Look at the entries below and reproduce them exactly.

* start Provided information *

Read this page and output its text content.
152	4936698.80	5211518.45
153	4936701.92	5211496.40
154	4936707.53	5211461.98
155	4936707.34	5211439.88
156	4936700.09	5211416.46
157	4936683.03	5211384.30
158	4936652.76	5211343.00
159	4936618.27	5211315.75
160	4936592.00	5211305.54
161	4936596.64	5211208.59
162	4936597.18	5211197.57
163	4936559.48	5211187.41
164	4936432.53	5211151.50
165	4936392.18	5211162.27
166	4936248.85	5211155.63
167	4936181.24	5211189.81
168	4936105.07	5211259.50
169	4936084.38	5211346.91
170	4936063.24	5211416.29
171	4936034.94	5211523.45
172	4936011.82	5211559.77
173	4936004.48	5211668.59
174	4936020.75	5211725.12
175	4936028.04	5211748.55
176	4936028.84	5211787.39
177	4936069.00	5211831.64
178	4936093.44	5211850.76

* end Provided information *

#### [Right answer]
Read this page and output its text content.
152	4936698.80	5211518.45
153	4936701.92	5211496.40
154	4936707.53	5211461.98
155	4936707.34	5211439.88
156	4936700.09	5211416.46
157	4936683.03	5211384.30
158	4936652.76	5211343.00
159	4936618.27	5211315.75
160	4936592.00	5211305.54
161	4936596.64	5211208.59
162	4936597.18	5211197.57
163	4936559.48	5211187.41
164	4936432.53	5211151.50
165	4936392.18	5211162.27
166	4936248.85	5211155.63
167	4936181.24	5211189.81
168	4936105.07	5211259.50
169	4936084.38	5211346.91
170	4936063.24	5211416.29
171	4936034.94	5211523.45
172	4936011.82	5211559.77
173	4936004.48	5211668.59
174	4936020.75	5211725.12
175	4936028.04	5211748.55
176	4936028.84	5211787.39
177	4936069.00	5211831.64
178	4936093.44	5211850.76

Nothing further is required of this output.